▸ GIVEN EXERCISE: Reproduce verbatim the stretch of the Rappler column below from "No wonder US" through "in Google searches?".

▸ PAGE EXCERPT:
Rappler shows how US online technology can manipulate PH public opinion

BY RIGOBERTO D. TIGLAO        OCTOBER 16, 2019

SEVERAL people — including those based in North America who rely on the Internet for assessing what’s really happening in the country — have asked the same question: “Why is it that when I google a particular topic, I often get Rappler articles high on its results list, and when I read the articles, they are mostly either short pieces without much information, or biased against the government?”

Try it yourself; google “Duterte war vs drugs.” After the Wikipedia entry there, the entry “Duterte war on drug news and updates” in Rappler’s website is high up in the google results. This leads not just to one article but to Rappler’s list (with the links to the articles themselves) of its articles on this topic, all containing the news site’s line that Duterte’s war on drugs has resulted in “thousands of innocent lives” lost.

No wonder US media, and even those in the West, believe the portrayal by Rappler head Maria Ressa and her Yellow allies that we are in the darkest of ages, with our streets littered with bodies killed by Duterte’s death squads. Why wouldn’t they, lazy journalists that many of them are, when they just rely on Rappler’s reportage, which is listed high in Google searches?

Google “Bongbong Marcos” and high up in the results list is the similar “Bongbong marcos news and updates” containing a list of Rappler articles on Ferdinand Marcos Jr.

Rappler hates me as I have exposed its lies, its fraudulent claim that it is being suppressed by government, and that it is being funded by US entities, patently in violation of our Constitution.

Rigoberto
Google “Rigoberto Tiglao,” and No. 1 in the search results is not my own website, rigobertotiglao.com but Rappler’s “Rigoberto Tiglao news and updates,” which contains a list of the news site’s ad hominem arguments against me, its sorry attempts at debunking my reports, like one astonishingly claiming that “foreign funding of media isn’t a problem.” (If it isn’t, why did the Constitution expressly prohibit it?)

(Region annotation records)
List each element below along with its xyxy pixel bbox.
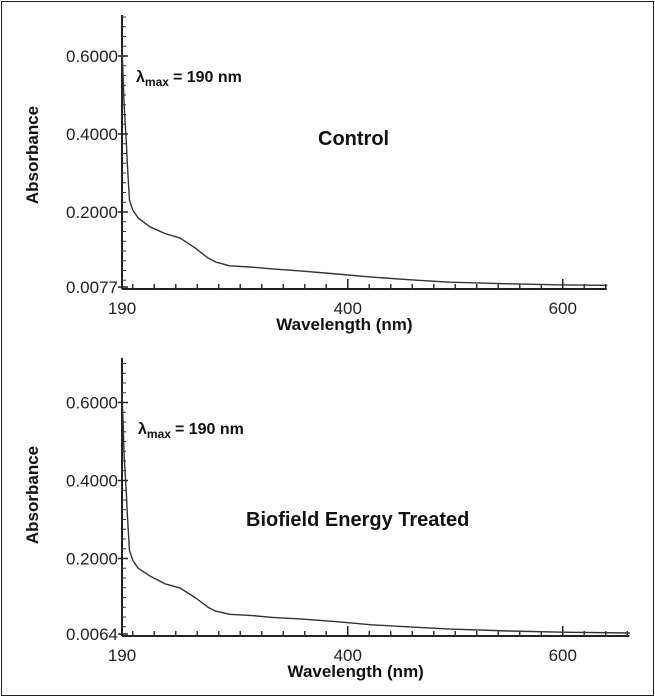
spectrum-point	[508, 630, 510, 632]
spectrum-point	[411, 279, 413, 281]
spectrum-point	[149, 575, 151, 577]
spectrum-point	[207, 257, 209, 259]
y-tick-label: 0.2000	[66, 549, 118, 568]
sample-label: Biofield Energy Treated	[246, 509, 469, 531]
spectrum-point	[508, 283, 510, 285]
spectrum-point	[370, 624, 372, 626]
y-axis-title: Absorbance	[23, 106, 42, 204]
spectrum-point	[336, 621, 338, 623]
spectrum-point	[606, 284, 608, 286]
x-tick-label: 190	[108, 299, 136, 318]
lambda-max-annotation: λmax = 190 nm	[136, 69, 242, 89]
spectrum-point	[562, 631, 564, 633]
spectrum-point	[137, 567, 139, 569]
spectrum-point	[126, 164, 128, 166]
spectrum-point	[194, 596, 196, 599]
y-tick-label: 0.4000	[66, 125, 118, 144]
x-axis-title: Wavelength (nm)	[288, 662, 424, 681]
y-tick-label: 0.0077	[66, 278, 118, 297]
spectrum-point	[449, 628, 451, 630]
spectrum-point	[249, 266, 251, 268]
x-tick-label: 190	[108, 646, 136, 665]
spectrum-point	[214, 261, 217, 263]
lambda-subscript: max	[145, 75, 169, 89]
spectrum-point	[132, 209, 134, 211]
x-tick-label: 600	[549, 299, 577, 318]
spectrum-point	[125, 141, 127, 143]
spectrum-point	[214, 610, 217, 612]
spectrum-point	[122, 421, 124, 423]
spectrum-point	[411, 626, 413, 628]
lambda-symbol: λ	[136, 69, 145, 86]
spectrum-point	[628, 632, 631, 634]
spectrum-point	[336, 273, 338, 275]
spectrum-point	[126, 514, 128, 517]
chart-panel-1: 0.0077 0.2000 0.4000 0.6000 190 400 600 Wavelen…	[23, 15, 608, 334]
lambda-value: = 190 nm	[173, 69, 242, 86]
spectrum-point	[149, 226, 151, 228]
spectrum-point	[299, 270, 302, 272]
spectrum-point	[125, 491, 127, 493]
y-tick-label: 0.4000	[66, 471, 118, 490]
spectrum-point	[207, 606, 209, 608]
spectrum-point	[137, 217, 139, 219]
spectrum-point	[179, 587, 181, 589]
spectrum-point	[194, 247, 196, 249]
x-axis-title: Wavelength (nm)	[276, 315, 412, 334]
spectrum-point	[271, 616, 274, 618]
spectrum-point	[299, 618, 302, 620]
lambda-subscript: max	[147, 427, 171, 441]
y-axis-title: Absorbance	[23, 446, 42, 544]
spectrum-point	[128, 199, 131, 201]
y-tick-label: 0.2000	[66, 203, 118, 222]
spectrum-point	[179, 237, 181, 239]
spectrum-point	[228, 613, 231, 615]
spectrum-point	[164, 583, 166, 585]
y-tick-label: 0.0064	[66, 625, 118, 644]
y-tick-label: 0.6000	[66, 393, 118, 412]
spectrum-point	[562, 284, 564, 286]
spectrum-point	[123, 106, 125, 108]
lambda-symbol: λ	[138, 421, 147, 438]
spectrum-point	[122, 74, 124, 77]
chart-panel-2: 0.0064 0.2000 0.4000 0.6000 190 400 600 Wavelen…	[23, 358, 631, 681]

▸ OUTPUT FOR THIS TASK:
No wonder US media, and even those in the West, believe the portrayal by Rappler head Maria Ressa and her Yellow allies that we are in the darkest of ages, with our streets littered with bodies killed by Duterte’s death squads. Why wouldn’t they, lazy journalists that many of them are, when they just rely on Rappler’s reportage, which is listed high in Google searches?